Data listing
------------

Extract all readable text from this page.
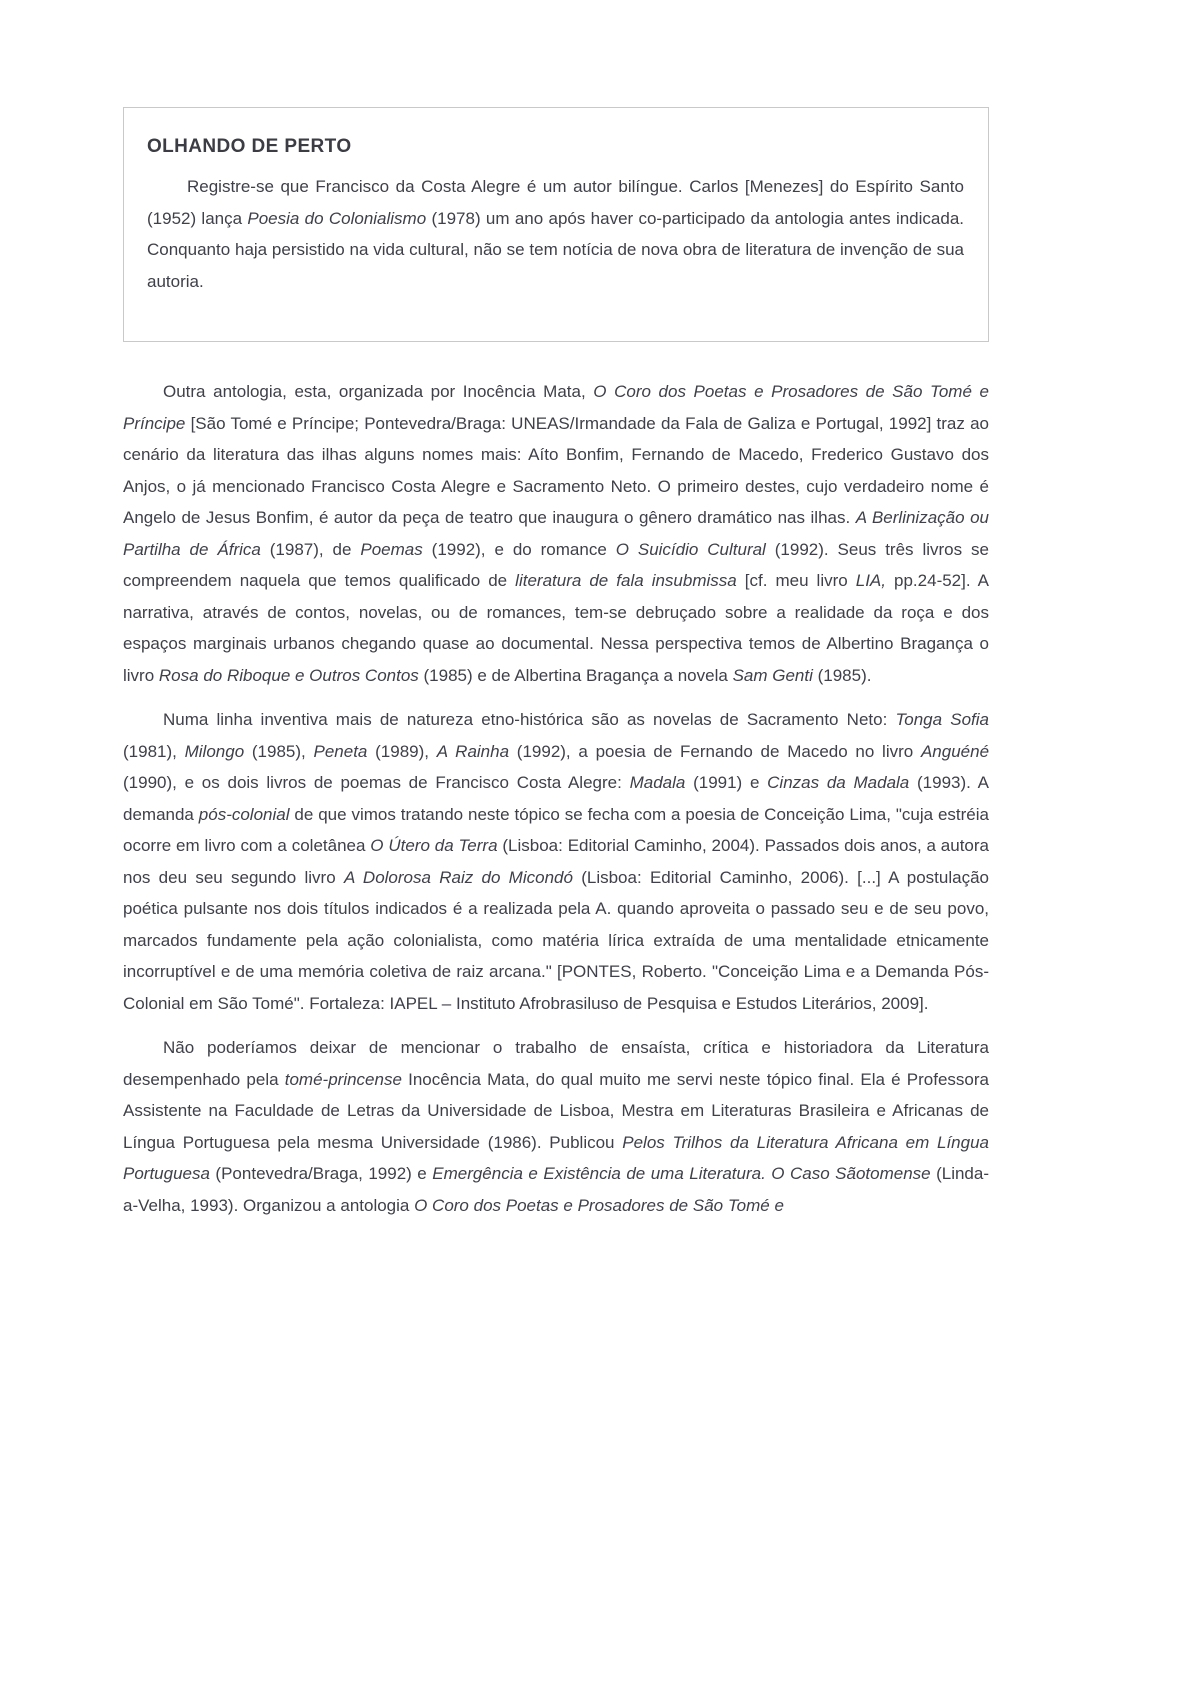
OLHANDO DE PERTO

Registre-se que Francisco da Costa Alegre é um autor bilíngue. Carlos [Menezes] do Espírito Santo (1952) lança Poesia do Colonialismo (1978) um ano após haver co-participado da antologia antes indicada. Conquanto haja persistido na vida cultural, não se tem notícia de nova obra de literatura de invenção de sua autoria.

Outra antologia, esta, organizada por Inocência Mata, O Coro dos Poetas e Prosadores de São Tomé e Príncipe [São Tomé e Príncipe; Pontevedra/Braga: UNEAS/Irmandade da Fala de Galiza e Portugal, 1992] traz ao cenário da literatura das ilhas alguns nomes mais: Aíto Bonfim, Fernando de Macedo, Frederico Gustavo dos Anjos, o já mencionado Francisco Costa Alegre e Sacramento Neto. O primeiro destes, cujo verdadeiro nome é Angelo de Jesus Bonfim, é autor da peça de teatro que inaugura o gênero dramático nas ilhas. A Berlinização ou Partilha de África (1987), de Poemas (1992), e do romance O Suicídio Cultural (1992). Seus três livros se compreendem naquela que temos qualificado de literatura de fala insubmissa [cf. meu livro LIA, pp.24-52]. A narrativa, através de contos, novelas, ou de romances, tem-se debruçado sobre a realidade da roça e dos espaços marginais urbanos chegando quase ao documental. Nessa perspectiva temos de Albertino Bragança o livro Rosa do Riboque e Outros Contos (1985) e de Albertina Bragança a novela Sam Genti (1985).

Numa linha inventiva mais de natureza etno-histórica são as novelas de Sacramento Neto: Tonga Sofia (1981), Milongo (1985), Peneta (1989), A Rainha (1992), a poesia de Fernando de Macedo no livro Anguéné (1990), e os dois livros de poemas de Francisco Costa Alegre: Madala (1991) e Cinzas da Madala (1993). A demanda pós-colonial de que vimos tratando neste tópico se fecha com a poesia de Conceição Lima, "cuja estréia ocorre em livro com a coletânea O Útero da Terra (Lisboa: Editorial Caminho, 2004). Passados dois anos, a autora nos deu seu segundo livro A Dolorosa Raiz do Micondó (Lisboa: Editorial Caminho, 2006). [...] A postulação poética pulsante nos dois títulos indicados é a realizada pela A. quando aproveita o passado seu e de seu povo, marcados fundamente pela ação colonialista, como matéria lírica extraída de uma mentalidade etnicamente incorruptível e de uma memória coletiva de raiz arcana." [PONTES, Roberto. "Conceição Lima e a Demanda Pós-Colonial em São Tomé". Fortaleza: IAPEL – Instituto Afrobrasiluso de Pesquisa e Estudos Literários, 2009].

Não poderíamos deixar de mencionar o trabalho de ensaísta, crítica e historiadora da Literatura desempenhado pela tomé-princense Inocência Mata, do qual muito me servi neste tópico final. Ela é Professora Assistente na Faculdade de Letras da Universidade de Lisboa, Mestra em Literaturas Brasileira e Africanas de Língua Portuguesa pela mesma Universidade (1986). Publicou Pelos Trilhos da Literatura Africana em Língua Portuguesa (Pontevedra/Braga, 1992) e Emergência e Existência de uma Literatura. O Caso Sãotomense (Linda-a-Velha, 1993). Organizou a antologia O Coro dos Poetas e Prosadores de São Tomé e
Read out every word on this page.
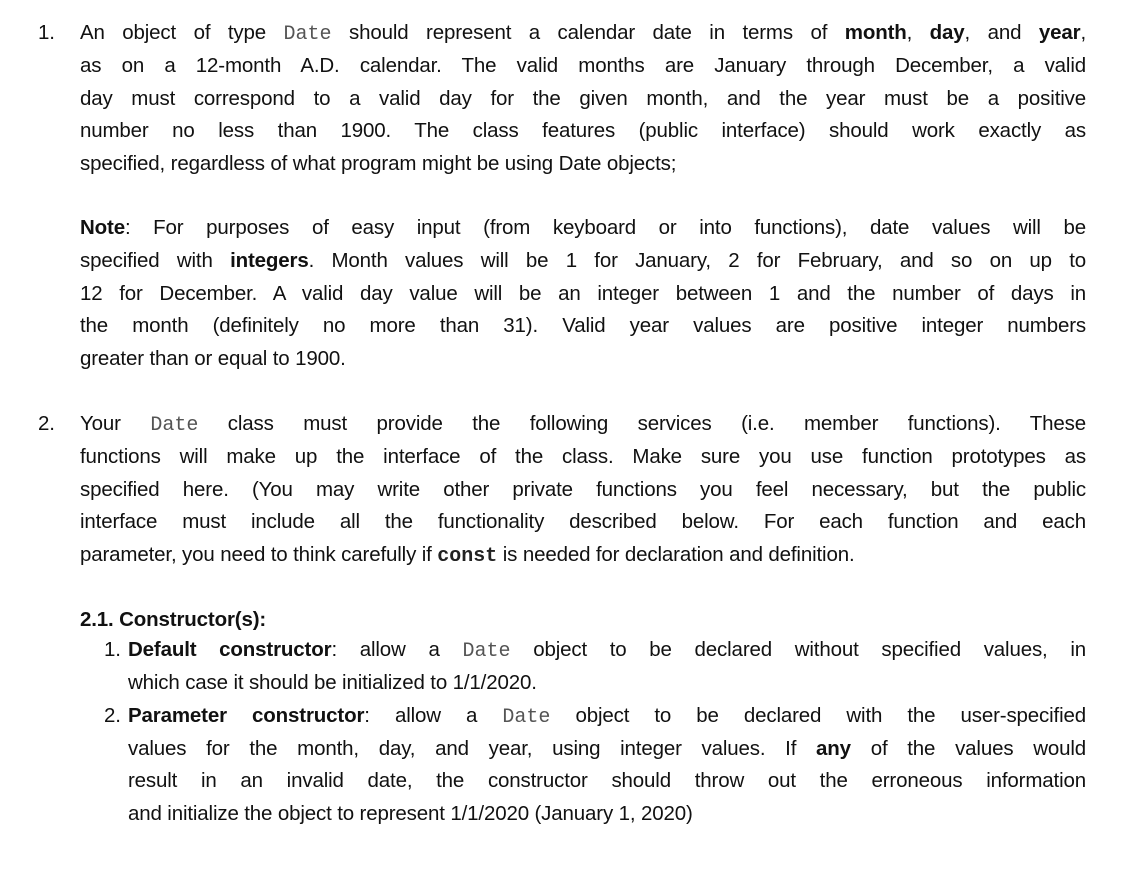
1. An object of type Date should represent a calendar date in terms of month, day, and year,
as on a 12-month A.D. calendar. The valid months are January through December, a valid
day must correspond to a valid day for the given month, and the year must be a positive
number no less than 1900. The class features (public interface) should work exactly as
specified, regardless of what program might be using Date objects;
Note: For purposes of easy input (from keyboard or into functions), date values will be
specified with integers. Month values will be 1 for January, 2 for February, and so on up to
12 for December. A valid day value will be an integer between 1 and the number of days in
the month (definitely no more than 31). Valid year values are positive integer numbers
greater than or equal to 1900.
2. Your Date class must provide the following services (i.e. member functions). These
functions will make up the interface of the class. Make sure you use function prototypes as
specified here. (You may write other private functions you feel necessary, but the public
interface must include all the functionality described below. For each function and each
parameter, you need to think carefully if const is needed for declaration and definition.
2.1. Constructor(s):
1. Default constructor: allow a Date object to be declared without specified values, in
which case it should be initialized to 1/1/2020.
2. Parameter constructor: allow a Date object to be declared with the user-specified
values for the month, day, and year, using integer values. If any of the values would
result in an invalid date, the constructor should throw out the erroneous information
and initialize the object to represent 1/1/2020 (January 1, 2020)
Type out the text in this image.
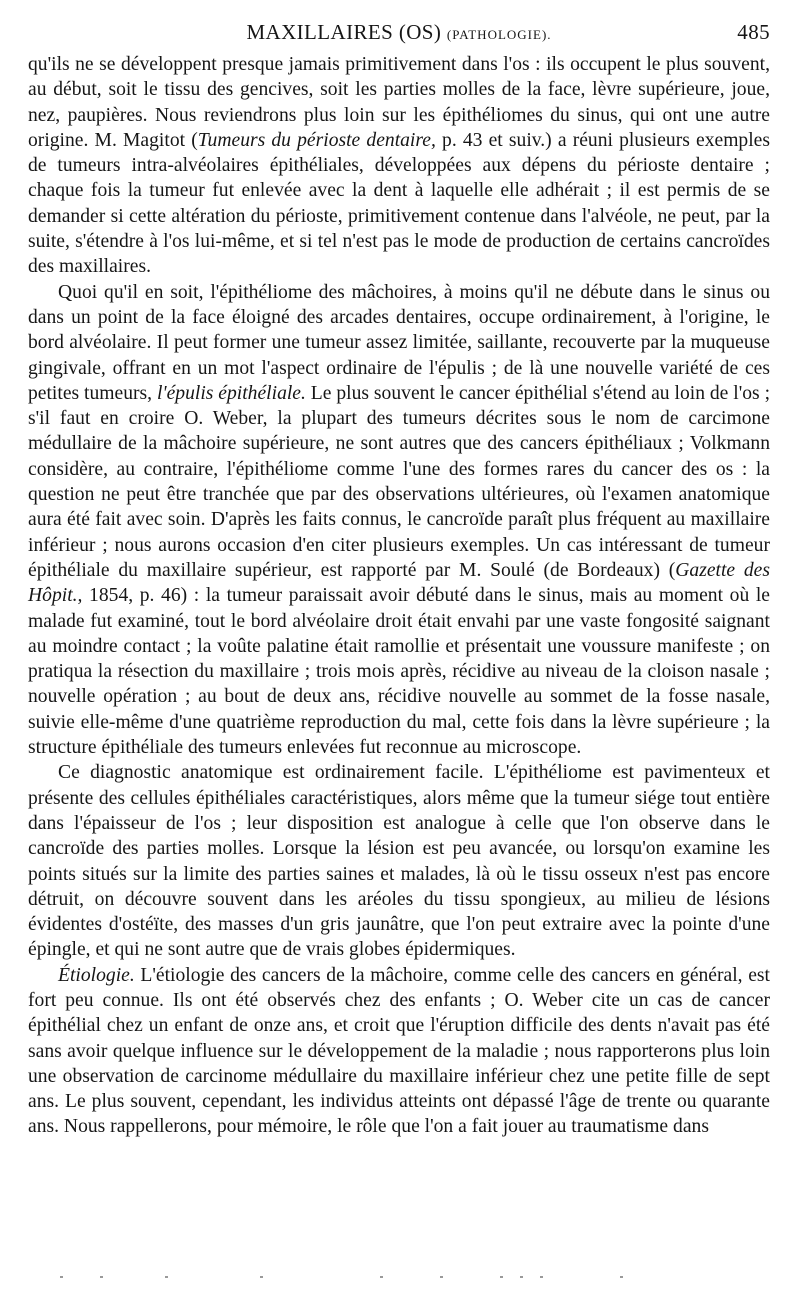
MAXILLAIRES (OS) (PATHOLOGIE).	485

qu'ils ne se développent presque jamais primitivement dans l'os : ils occupent le plus souvent, au début, soit le tissu des gencives, soit les parties molles de la face, lèvre supérieure, joue, nez, paupières. Nous reviendrons plus loin sur les épithéliomes du sinus, qui ont une autre origine. M. Magitot (Tumeurs du périoste dentaire, p. 43 et suiv.) a réuni plusieurs exemples de tumeurs intra-alvéolaires épithéliales, développées aux dépens du périoste dentaire ; chaque fois la tumeur fut enlevée avec la dent à laquelle elle adhérait ; il est permis de se demander si cette altération du périoste, primitivement contenue dans l'alvéole, ne peut, par la suite, s'étendre à l'os lui-même, et si tel n'est pas le mode de production de certains cancroïdes des maxillaires.

Quoi qu'il en soit, l'épithéliome des mâchoires, à moins qu'il ne débute dans le sinus ou dans un point de la face éloigné des arcades dentaires, occupe ordinairement, à l'origine, le bord alvéolaire. Il peut former une tumeur assez limitée, saillante, recouverte par la muqueuse gingivale, offrant en un mot l'aspect ordinaire de l'épulis ; de là une nouvelle variété de ces petites tumeurs, l'épulis épithéliale. Le plus souvent le cancer épithélial s'étend au loin de l'os ; s'il faut en croire O. Weber, la plupart des tumeurs décrites sous le nom de carcimone médullaire de la mâchoire supérieure, ne sont autres que des cancers épithéliaux ; Volkmann considère, au contraire, l'épithéliome comme l'une des formes rares du cancer des os : la question ne peut être tranchée que par des observations ultérieures, où l'examen anatomique aura été fait avec soin. D'après les faits connus, le cancroïde paraît plus fréquent au maxillaire inférieur ; nous aurons occasion d'en citer plusieurs exemples. Un cas intéressant de tumeur épithéliale du maxillaire supérieur, est rapporté par M. Soulé (de Bordeaux) (Gazette des Hôpit., 1854, p. 46) : la tumeur paraissait avoir débuté dans le sinus, mais au moment où le malade fut examiné, tout le bord alvéolaire droit était envahi par une vaste fongosité saignant au moindre contact ; la voûte palatine était ramollie et présentait une voussure manifeste ; on pratiqua la résection du maxillaire ; trois mois après, récidive au niveau de la cloison nasale ; nouvelle opération ; au bout de deux ans, récidive nouvelle au sommet de la fosse nasale, suivie elle-même d'une quatrième reproduction du mal, cette fois dans la lèvre supérieure ; la structure épithéliale des tumeurs enlevées fut reconnue au microscope.

Ce diagnostic anatomique est ordinairement facile. L'épithéliome est pavimenteux et présente des cellules épithéliales caractéristiques, alors même que la tumeur siége tout entière dans l'épaisseur de l'os ; leur disposition est analogue à celle que l'on observe dans le cancroïde des parties molles. Lorsque la lésion est peu avancée, ou lorsqu'on examine les points situés sur la limite des parties saines et malades, là où le tissu osseux n'est pas encore détruit, on découvre souvent dans les aréoles du tissu spongieux, au milieu de lésions évidentes d'ostéïte, des masses d'un gris jaunâtre, que l'on peut extraire avec la pointe d'une épingle, et qui ne sont autre que de vrais globes épidermiques.

Étiologie. L'étiologie des cancers de la mâchoire, comme celle des cancers en général, est fort peu connue. Ils ont été observés chez des enfants ; O. Weber cite un cas de cancer épithélial chez un enfant de onze ans, et croit que l'éruption difficile des dents n'avait pas été sans avoir quelque influence sur le développement de la maladie ; nous rapporterons plus loin une observation de carcinome médullaire du maxillaire inférieur chez une petite fille de sept ans. Le plus souvent, cependant, les individus atteints ont dépassé l'âge de trente ou quarante ans. Nous rappellerons, pour mémoire, le rôle que l'on a fait jouer au traumatisme dans
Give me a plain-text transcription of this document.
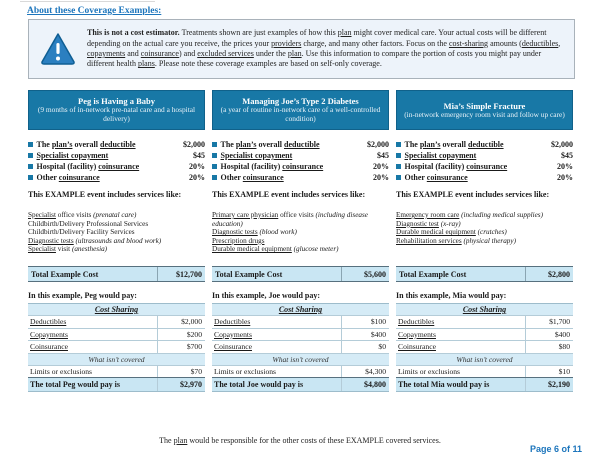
About these Coverage Examples:

This is not a cost estimator. Treatments shown are just examples of how this plan might cover medical care. Your actual costs will be different depending on the actual care you receive, the prices your providers charge, and many other factors. Focus on the cost-sharing amounts (deductibles, copayments and coinsurance) and excluded services under the plan. Use this information to compare the portion of costs you might pay under different health plans. Please note these coverage examples are based on self-only coverage.

Peg is Having a Baby
(9 months of in-network pre-natal care and a hospital delivery)
The plan’s overall deductible	$2,000
Specialist copayment	$45
Hospital (facility) coinsurance	20%
Other coinsurance	20%
This EXAMPLE event includes services like:

Specialist office visits (prenatal care)

Childbirth/Delivery Professional Services

Childbirth/Delivery Facility Services

Diagnostic tests (ultrasounds and blood work)

Specialist visit (anesthesia)

Total Example Cost	$12,700
In this example, Peg would pay:
Cost Sharing
Deductibles	$2,000
Copayments	$200
Coinsurance	$700
What isn’t covered
Limits or exclusions	$70
The total Peg would pay is	$2,970
Managing Joe’s Type 2 Diabetes
(a year of routine in-network care of a well-controlled condition)
The plan’s overall deductible	$2,000
Specialist copayment	$45
Hospital (facility) coinsurance	20%
Other coinsurance	20%
This EXAMPLE event includes services like:

Primary care physician office visits (including disease education)

Diagnostic tests (blood work)

Prescription drugs

Durable medical equipment (glucose meter)

Total Example Cost	$5,600
In this example, Joe would pay:
Cost Sharing
Deductibles	$100
Copayments	$400
Coinsurance	$0
What isn’t covered
Limits or exclusions	$4,300
The total Joe would pay is	$4,800
Mia’s Simple Fracture
(in-network emergency room visit and follow up care)
The plan’s overall deductible	$2,000
Specialist copayment	$45
Hospital (facility) coinsurance	20%
Other coinsurance	20%
This EXAMPLE event includes services like:

Emergency room care (including medical supplies)

Diagnostic test (x-ray)

Durable medical equipment (crutches)

Rehabilitation services (physical therapy)

Total Example Cost	$2,800
In this example, Mia would pay:
Cost Sharing
Deductibles	$1,700
Copayments	$400
Coinsurance	$80
What isn’t covered
Limits or exclusions	$10
The total Mia would pay is	$2,190
The plan would be responsible for the other costs of these EXAMPLE covered services.
Page 6 of 11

------------

## Task to complete
Give the count of lines that hold the word "positive", with nothing added.

## Result
2